**Problem:** Your answer should hold every line of the records below that contains the string "parainfluenza".

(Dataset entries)

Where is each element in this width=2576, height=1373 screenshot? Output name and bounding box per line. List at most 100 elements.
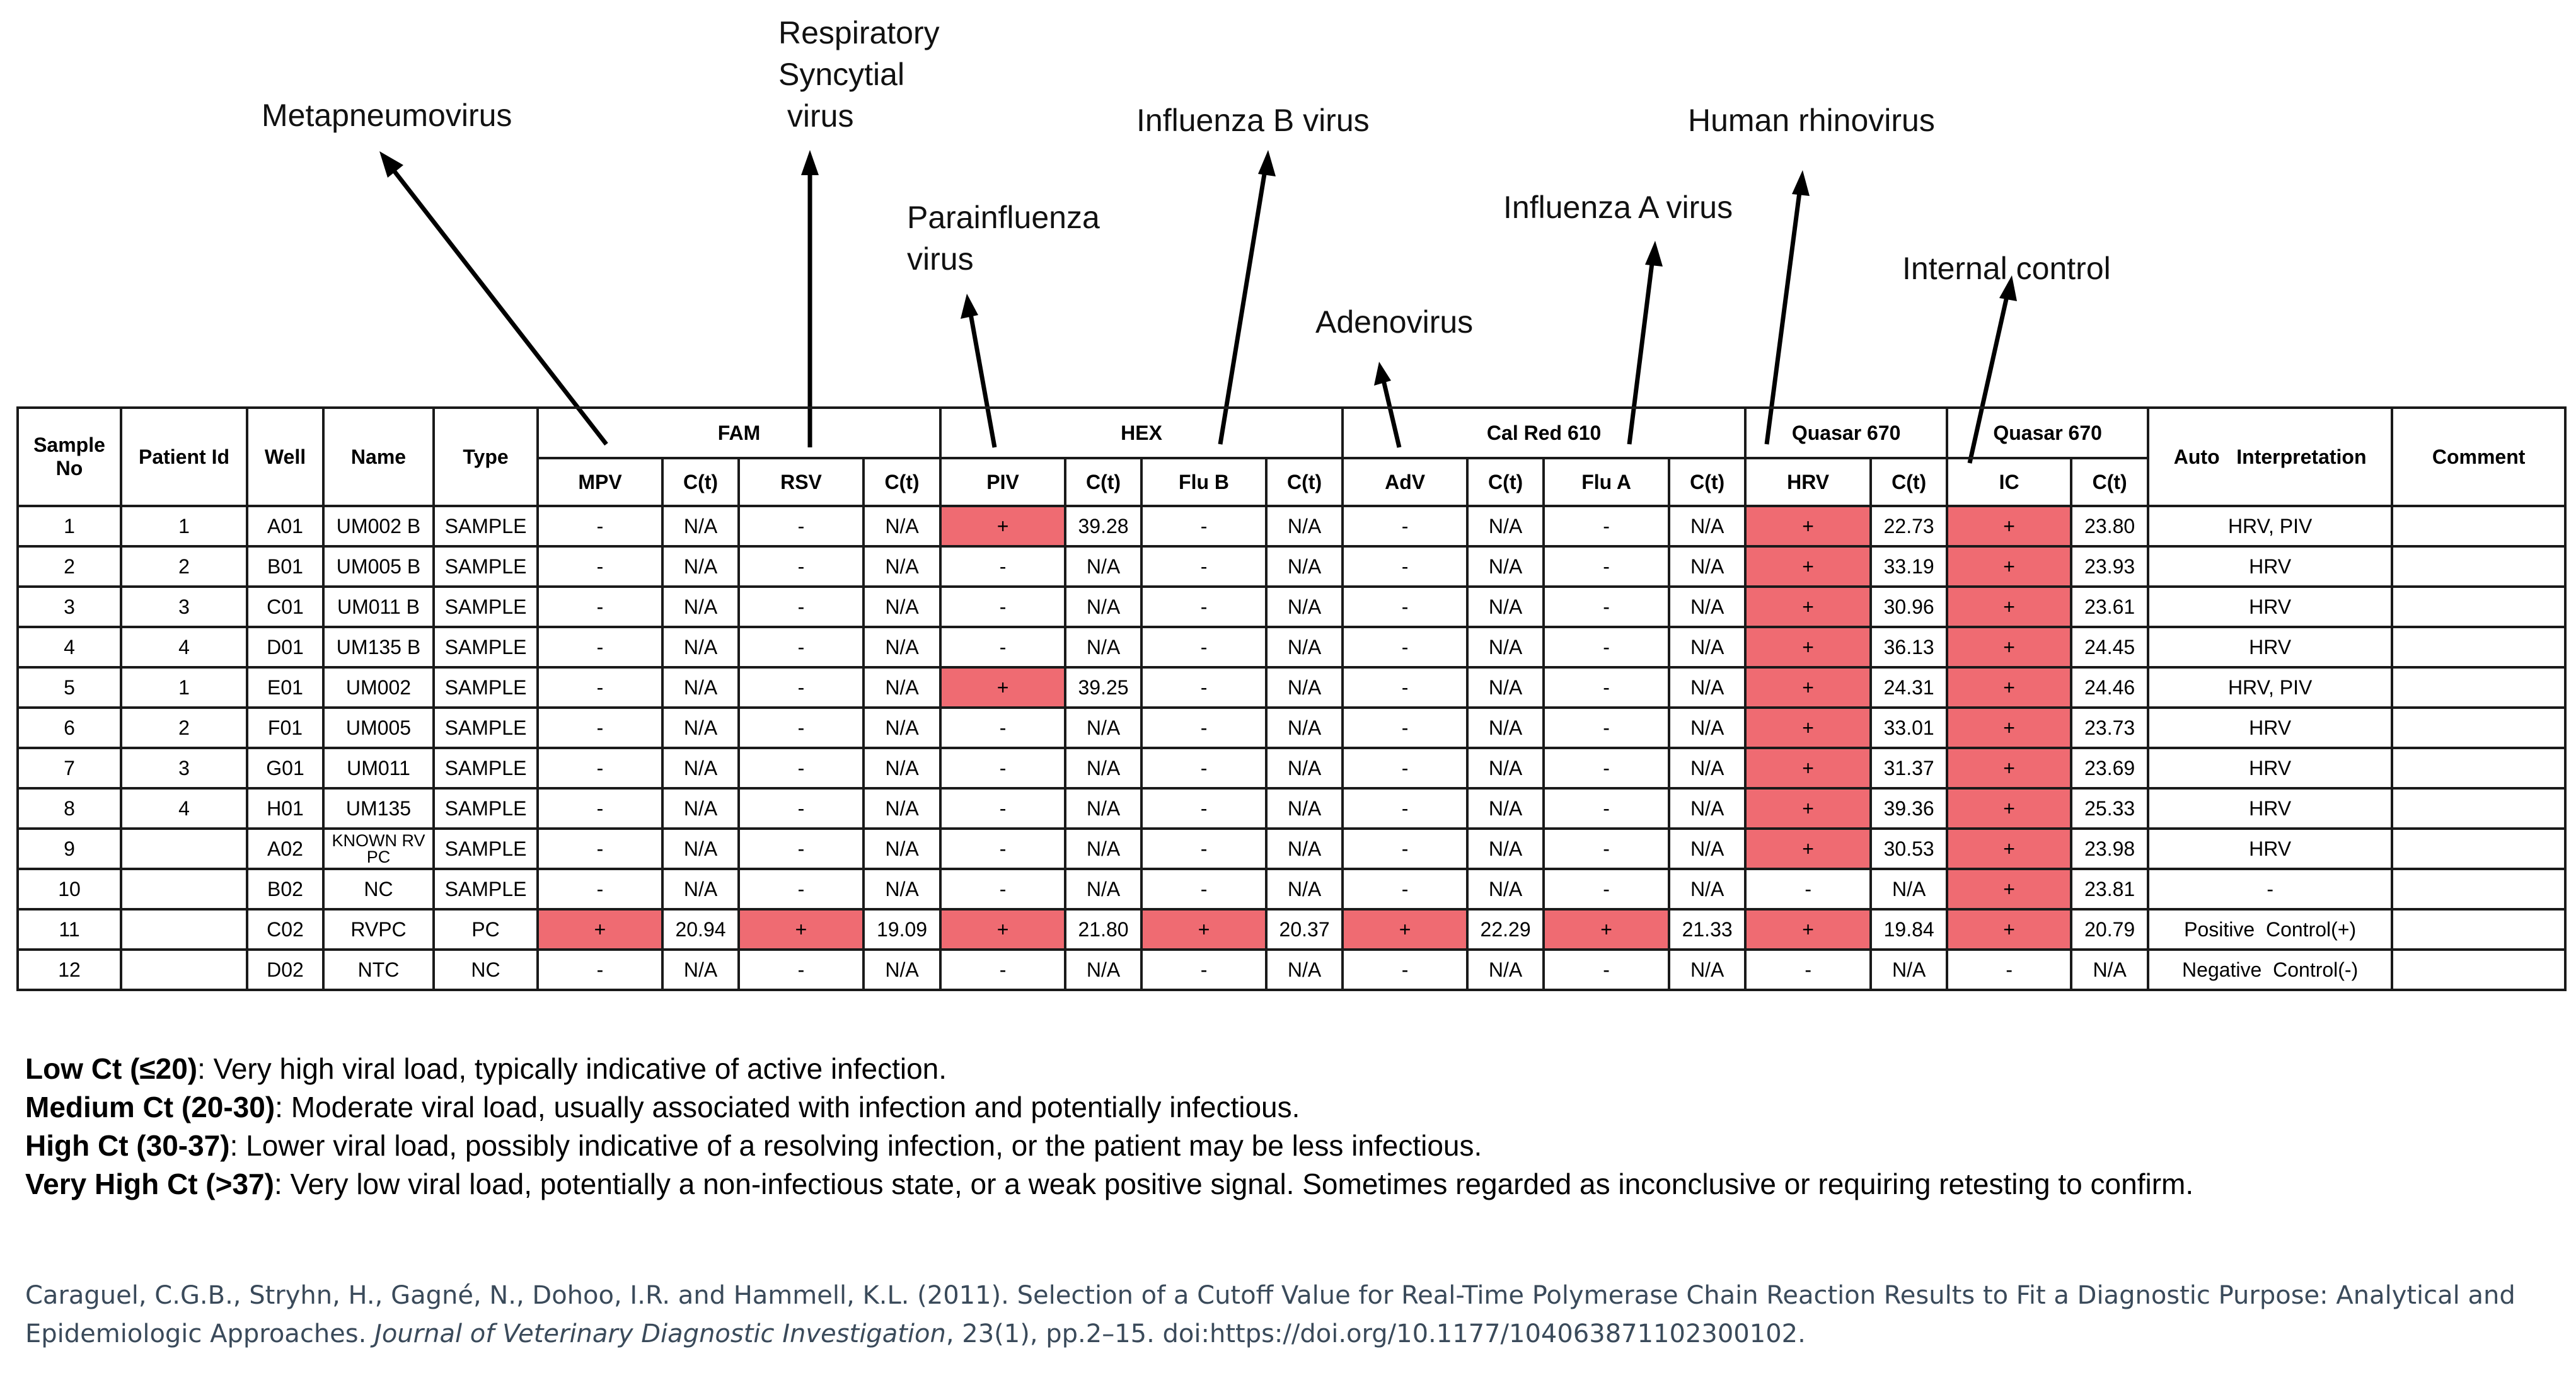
cell-ct-value: N/A: [1668, 585, 1747, 628]
citation-line-1: Caraguel, C.G.B., Stryhn, H., Gagné, N.,…: [25, 1281, 2515, 1310]
cell-ct-value: 23.81: [2070, 868, 2150, 911]
label-parainfluenza-line2: virus: [907, 241, 974, 277]
cell-target-result: +: [939, 908, 1067, 951]
cell-target-result: +: [1946, 787, 2073, 830]
label-influenza-a: Influenza A virus: [1503, 190, 1733, 225]
cell-target-result: -: [1341, 626, 1469, 669]
cell-ct-value: N/A: [1668, 787, 1747, 830]
subheader-target: Flu A: [1542, 457, 1671, 507]
cell-target-result: -: [1542, 868, 1671, 911]
legend-item-very-high: Very High Ct (>37): Very low viral load,…: [25, 1165, 2193, 1204]
cell-target-result: -: [536, 545, 664, 588]
cell-name: KNOWN RV PC: [322, 827, 435, 870]
cell-ct-value: 21.80: [1064, 908, 1143, 951]
cell-target-result: -: [1140, 706, 1268, 749]
cell-ct-value: N/A: [661, 505, 740, 548]
cell-target-result: -: [939, 868, 1067, 911]
subheader-target: IC: [1946, 457, 2073, 507]
cell-well: G01: [246, 747, 325, 790]
label-rsv-line2: Syncytial: [778, 57, 905, 92]
cell-target-result: -: [737, 706, 865, 749]
cell-ct-value: 22.73: [1869, 505, 1949, 548]
cell-type: SAMPLE: [432, 747, 539, 790]
cell-ct-value: N/A: [661, 626, 740, 669]
cell-sample-no: 11: [16, 908, 122, 951]
label-parainfluenza-line1: Parainfluenza: [907, 200, 1100, 235]
header-sample-no: Sample No: [16, 406, 122, 507]
cell-type: SAMPLE: [432, 787, 539, 830]
cell-auto-interpretation: HRV: [2147, 827, 2394, 870]
header-quasar-1: Quasar 670: [1744, 406, 1949, 459]
cell-target-result: -: [1341, 545, 1469, 588]
cell-target-result: -: [1542, 706, 1671, 749]
arrow-flub: [1218, 162, 1269, 445]
cell-auto-interpretation: -: [2147, 868, 2394, 911]
cell-ct-value: N/A: [862, 747, 942, 790]
cell-ct-value: 33.19: [1869, 545, 1949, 588]
cell-sample-no: 2: [16, 545, 122, 588]
subheader-target: HRV: [1744, 457, 1873, 507]
cell-patient-id: [120, 948, 248, 991]
cell-ct-value: N/A: [1668, 747, 1747, 790]
cell-target-result: -: [536, 666, 664, 709]
cell-ct-value: N/A: [1265, 505, 1344, 548]
cell-target-result: +: [536, 908, 664, 951]
cell-ct-value: N/A: [1265, 827, 1344, 870]
cell-ct-value: N/A: [661, 827, 740, 870]
cell-target-result: +: [1744, 585, 1873, 628]
table-row: 1 1 A01 UM002 B SAMPLE - N/A - N/A +39.28- N/A - N/A…: [16, 505, 2567, 548]
cell-patient-id: [120, 827, 248, 870]
cell-well: C02: [246, 908, 325, 951]
cell-ct-value: N/A: [862, 706, 942, 749]
cell-target-result: -: [737, 948, 865, 991]
cell-ct-value: N/A: [1668, 948, 1747, 991]
cell-patient-id: 3: [120, 585, 248, 628]
cell-ct-value: 21.33: [1668, 908, 1747, 951]
legend-desc: : Lower viral load, possibly indicative …: [229, 1129, 1482, 1162]
cell-type: PC: [432, 908, 539, 951]
cell-ct-value: N/A: [661, 747, 740, 790]
cell-name: UM135: [322, 787, 435, 830]
cell-ct-value: N/A: [1466, 706, 1545, 749]
cell-ct-value: 24.45: [2070, 626, 2150, 669]
citation: Caraguel, C.G.B., Stryhn, H., Gagné, N.,…: [25, 1277, 2515, 1353]
table-row: 8 4 H01 UM135 SAMPLE - N/A - N/A - N/A - N/A - N/A - N/A…: [16, 787, 2567, 830]
label-metapneumovirus: Metapneumovirus: [262, 98, 512, 133]
cell-well: B02: [246, 868, 325, 911]
cell-target-result: -: [1341, 747, 1469, 790]
cell-ct-value: 24.46: [2070, 666, 2150, 709]
cell-name-line-2: PC: [366, 847, 391, 866]
cell-target-result: -: [1341, 948, 1469, 991]
cell-sample-no: 10: [16, 868, 122, 911]
cell-ct-value: N/A: [1064, 706, 1143, 749]
cell-ct-value: N/A: [1265, 787, 1344, 830]
table-row: 10 B02 NC SAMPLE - N/A - N/A - N/A - N/A - N/A - N/A - N/…: [16, 868, 2567, 911]
cell-ct-value: 33.01: [1869, 706, 1949, 749]
subheader-ct: C(t): [1466, 457, 1545, 507]
header-hex: HEX: [939, 406, 1344, 459]
cell-ct-value: 23.98: [2070, 827, 2150, 870]
cell-target-result: -: [1341, 868, 1469, 911]
cell-comment: [2391, 545, 2567, 588]
cell-ct-value: N/A: [862, 585, 942, 628]
cell-target-result: +: [1744, 545, 1873, 588]
cell-target-result: -: [1542, 747, 1671, 790]
label-adenovirus: Adenovirus: [1315, 304, 1474, 340]
cell-ct-value: N/A: [1466, 948, 1545, 991]
cell-target-result: -: [737, 827, 865, 870]
cell-ct-value: N/A: [1466, 505, 1545, 548]
cell-target-result: -: [536, 948, 664, 991]
cell-target-result: -: [1140, 666, 1268, 709]
label-rsv-line1: Respiratory: [778, 15, 940, 50]
subheader-ct: C(t): [1869, 457, 1949, 507]
legend-item-medium: Medium Ct (20-30): Moderate viral load, …: [25, 1088, 2193, 1127]
table-row: 9 A02 KNOWN RV PC SAMPLE - N/A - N/A - N/A - N/A - N/A…: [16, 827, 2567, 870]
cell-target-result: +: [1946, 505, 2073, 548]
cell-target-result: -: [1341, 666, 1469, 709]
header-auto-interpretation: Auto Interpretation: [2147, 406, 2394, 507]
cell-comment: [2391, 626, 2567, 669]
cell-type: SAMPLE: [432, 585, 539, 628]
cell-auto-interpretation: HRV: [2147, 626, 2394, 669]
cell-patient-id: 1: [120, 666, 248, 709]
cell-patient-id: 1: [120, 505, 248, 548]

**Result of the task:**
label-parainfluenza-line2: virus: [907, 241, 974, 277]
label-parainfluenza-line1: Parainfluenza: [907, 200, 1100, 235]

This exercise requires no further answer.